No. As I think my hon. Friend probably knows, there will be a further meeting in Brussels on Thursday and Friday of this week, to deal with the question of Protocol 22, which I shall be attending. That will begin with a meeting of the member States of the Community to take further the proceedings that were interrupted two weeks ago.
I agree wholeheartedly with the principle of overseas aid, but may I ask the right hon. Lady how she justifies the amount of £20 million to India, whose Government have been guilty of the crime of wasting the substance of her own starving people in constructing a nuclear bomb? What conditions will the right hon. Lady attach to the money?
The conditions attached to the money are that it is programme aid—that is, it is money which will make it possible for India to buy goods which she needs from Britain. All our views on the Indian nuclear explosion are clear. However, the fact remains that India is one of the countries most hard hit by the rise in oil and commodity prices and that she is a desperately poor country. Our aid will be directed solely to helping the people of that country. I think that we must be very careful to separate the provision of aid to benefit the people of the country from the criticisms we may have of unrelated policies.

□ □ □

Questions on the material:
a) List every place named in the parliamentary exchange.
b) In the parliamentary exchange, on which days will the further meeting in Brussels take place?
c) Summarize the parliamentary exchange in three sentences.

□ □ □

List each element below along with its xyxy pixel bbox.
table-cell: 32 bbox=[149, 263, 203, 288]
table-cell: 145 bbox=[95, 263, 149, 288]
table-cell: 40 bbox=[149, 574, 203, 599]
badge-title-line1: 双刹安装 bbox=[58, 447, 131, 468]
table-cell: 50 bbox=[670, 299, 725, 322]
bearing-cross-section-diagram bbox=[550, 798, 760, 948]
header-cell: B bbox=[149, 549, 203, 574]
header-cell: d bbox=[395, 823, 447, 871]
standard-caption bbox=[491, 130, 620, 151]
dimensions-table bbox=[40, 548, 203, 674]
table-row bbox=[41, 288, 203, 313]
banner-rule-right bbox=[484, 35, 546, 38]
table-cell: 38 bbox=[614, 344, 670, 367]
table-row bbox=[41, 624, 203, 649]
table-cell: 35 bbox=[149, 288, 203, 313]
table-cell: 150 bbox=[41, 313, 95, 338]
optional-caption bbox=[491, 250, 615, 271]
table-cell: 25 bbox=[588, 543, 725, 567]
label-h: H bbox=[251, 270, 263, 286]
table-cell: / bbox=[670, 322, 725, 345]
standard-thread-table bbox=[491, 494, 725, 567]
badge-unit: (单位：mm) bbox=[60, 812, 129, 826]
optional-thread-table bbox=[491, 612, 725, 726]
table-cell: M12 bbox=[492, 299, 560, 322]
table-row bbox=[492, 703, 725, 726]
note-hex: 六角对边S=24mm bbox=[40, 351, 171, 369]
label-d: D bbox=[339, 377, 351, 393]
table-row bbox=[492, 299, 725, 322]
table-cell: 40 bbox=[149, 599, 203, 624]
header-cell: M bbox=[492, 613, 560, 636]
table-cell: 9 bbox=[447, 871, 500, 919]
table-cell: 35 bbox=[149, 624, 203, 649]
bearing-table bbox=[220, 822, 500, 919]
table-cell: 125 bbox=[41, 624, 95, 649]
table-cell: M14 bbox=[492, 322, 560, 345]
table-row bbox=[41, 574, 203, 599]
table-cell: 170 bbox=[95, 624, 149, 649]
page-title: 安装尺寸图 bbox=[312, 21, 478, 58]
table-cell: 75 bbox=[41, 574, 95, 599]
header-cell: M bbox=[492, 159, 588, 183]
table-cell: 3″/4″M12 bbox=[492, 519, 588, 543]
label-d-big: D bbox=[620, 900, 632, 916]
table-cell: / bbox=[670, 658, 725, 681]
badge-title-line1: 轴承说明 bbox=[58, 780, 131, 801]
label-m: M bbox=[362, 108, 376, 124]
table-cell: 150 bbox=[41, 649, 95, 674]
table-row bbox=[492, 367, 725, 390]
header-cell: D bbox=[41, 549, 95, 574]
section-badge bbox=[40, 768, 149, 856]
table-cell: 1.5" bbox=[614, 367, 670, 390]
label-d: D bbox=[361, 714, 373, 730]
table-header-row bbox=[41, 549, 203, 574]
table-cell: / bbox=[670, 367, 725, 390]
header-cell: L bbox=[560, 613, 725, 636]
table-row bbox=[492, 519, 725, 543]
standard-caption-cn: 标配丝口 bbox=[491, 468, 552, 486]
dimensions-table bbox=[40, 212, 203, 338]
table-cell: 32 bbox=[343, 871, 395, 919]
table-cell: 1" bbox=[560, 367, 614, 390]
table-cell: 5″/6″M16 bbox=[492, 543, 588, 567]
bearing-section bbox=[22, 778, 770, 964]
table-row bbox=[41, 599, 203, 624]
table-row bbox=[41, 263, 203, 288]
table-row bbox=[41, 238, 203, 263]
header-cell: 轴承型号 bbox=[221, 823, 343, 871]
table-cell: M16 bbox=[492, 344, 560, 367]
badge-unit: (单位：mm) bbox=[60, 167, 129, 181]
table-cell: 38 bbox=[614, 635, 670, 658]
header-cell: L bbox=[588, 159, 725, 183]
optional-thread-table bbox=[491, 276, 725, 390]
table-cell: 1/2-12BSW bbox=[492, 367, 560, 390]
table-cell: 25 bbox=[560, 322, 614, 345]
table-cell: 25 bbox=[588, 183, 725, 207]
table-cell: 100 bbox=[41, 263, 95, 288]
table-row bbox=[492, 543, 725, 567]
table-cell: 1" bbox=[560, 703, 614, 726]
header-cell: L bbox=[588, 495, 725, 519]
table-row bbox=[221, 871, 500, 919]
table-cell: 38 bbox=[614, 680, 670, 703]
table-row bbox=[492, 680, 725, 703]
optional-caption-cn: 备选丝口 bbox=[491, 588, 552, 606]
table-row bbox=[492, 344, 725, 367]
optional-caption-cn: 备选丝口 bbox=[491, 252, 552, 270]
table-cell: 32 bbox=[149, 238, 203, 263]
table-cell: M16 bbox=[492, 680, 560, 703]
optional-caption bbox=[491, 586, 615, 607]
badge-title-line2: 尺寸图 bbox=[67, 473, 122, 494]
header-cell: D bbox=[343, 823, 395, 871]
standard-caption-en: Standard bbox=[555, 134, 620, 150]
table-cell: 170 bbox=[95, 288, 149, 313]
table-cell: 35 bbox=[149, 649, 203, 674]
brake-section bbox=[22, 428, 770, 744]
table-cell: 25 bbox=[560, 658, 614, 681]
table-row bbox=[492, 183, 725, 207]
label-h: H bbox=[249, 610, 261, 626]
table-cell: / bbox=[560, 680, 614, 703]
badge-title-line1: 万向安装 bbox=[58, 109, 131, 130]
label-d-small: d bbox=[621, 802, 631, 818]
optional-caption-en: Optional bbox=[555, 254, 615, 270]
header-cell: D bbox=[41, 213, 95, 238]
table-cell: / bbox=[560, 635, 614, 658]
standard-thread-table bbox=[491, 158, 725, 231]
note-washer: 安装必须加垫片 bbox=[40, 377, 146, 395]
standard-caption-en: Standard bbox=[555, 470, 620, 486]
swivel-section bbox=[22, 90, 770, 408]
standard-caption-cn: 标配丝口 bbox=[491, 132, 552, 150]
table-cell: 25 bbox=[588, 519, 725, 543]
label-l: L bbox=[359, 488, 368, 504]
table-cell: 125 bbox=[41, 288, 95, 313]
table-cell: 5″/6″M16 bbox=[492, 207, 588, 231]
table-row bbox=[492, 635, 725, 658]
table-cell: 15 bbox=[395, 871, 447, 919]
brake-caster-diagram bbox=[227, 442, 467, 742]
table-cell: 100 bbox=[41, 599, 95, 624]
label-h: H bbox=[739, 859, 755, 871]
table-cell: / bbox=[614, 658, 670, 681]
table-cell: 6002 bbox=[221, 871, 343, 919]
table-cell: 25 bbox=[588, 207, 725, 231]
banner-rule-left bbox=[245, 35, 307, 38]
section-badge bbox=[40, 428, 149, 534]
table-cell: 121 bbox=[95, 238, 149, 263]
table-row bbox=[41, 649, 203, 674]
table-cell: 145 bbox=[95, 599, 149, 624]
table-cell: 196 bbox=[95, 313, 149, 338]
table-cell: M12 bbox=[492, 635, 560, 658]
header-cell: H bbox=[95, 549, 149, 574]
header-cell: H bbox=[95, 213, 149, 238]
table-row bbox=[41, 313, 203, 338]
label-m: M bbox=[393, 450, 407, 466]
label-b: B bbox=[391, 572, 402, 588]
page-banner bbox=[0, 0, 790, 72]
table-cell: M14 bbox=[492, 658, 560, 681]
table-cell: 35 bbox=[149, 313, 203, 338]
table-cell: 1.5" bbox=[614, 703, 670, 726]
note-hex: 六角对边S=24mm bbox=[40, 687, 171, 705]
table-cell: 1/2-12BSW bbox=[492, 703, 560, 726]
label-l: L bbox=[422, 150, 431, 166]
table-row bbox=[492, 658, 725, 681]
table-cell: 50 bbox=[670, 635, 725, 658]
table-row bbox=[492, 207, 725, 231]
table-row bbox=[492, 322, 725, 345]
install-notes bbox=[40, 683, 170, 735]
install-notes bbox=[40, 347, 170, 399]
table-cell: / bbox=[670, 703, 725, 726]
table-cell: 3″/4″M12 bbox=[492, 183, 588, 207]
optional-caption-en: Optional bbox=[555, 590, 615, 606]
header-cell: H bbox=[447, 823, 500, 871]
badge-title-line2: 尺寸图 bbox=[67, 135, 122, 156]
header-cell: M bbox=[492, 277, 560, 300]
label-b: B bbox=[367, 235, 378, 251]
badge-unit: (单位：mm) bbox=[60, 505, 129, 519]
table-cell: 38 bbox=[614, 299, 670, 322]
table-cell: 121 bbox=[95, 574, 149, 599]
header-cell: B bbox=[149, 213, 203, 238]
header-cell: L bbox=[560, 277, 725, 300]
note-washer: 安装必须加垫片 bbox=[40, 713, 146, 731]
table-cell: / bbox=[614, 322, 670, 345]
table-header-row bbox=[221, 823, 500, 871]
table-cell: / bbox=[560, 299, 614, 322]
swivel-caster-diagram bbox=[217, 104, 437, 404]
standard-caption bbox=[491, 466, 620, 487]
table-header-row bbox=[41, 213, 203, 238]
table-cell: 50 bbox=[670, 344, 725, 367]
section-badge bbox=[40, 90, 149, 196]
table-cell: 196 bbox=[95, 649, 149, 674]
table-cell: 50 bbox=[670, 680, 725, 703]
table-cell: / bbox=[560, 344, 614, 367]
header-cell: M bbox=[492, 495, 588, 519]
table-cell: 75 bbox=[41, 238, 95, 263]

□ □ □

Answers for the tasks:
a) Brussels, India, Britain

b) Thursday and Friday of this week.

c) A speaker says a further meeting on Protocol 22 will be held in Brussels on Thursday and Friday, beginning with a meeting of the Community's member States. Another member supports overseas aid but asks how £20 million to India can be justified when its Government built a nuclear bomb, and what conditions will be attached. The reply is that the money is programme aid for buying goods India needs from Britain, that India is desperately poor and hard hit by rising oil and commodity prices, and that aid to benefit its people must be kept separate from criticism of unrelated policies.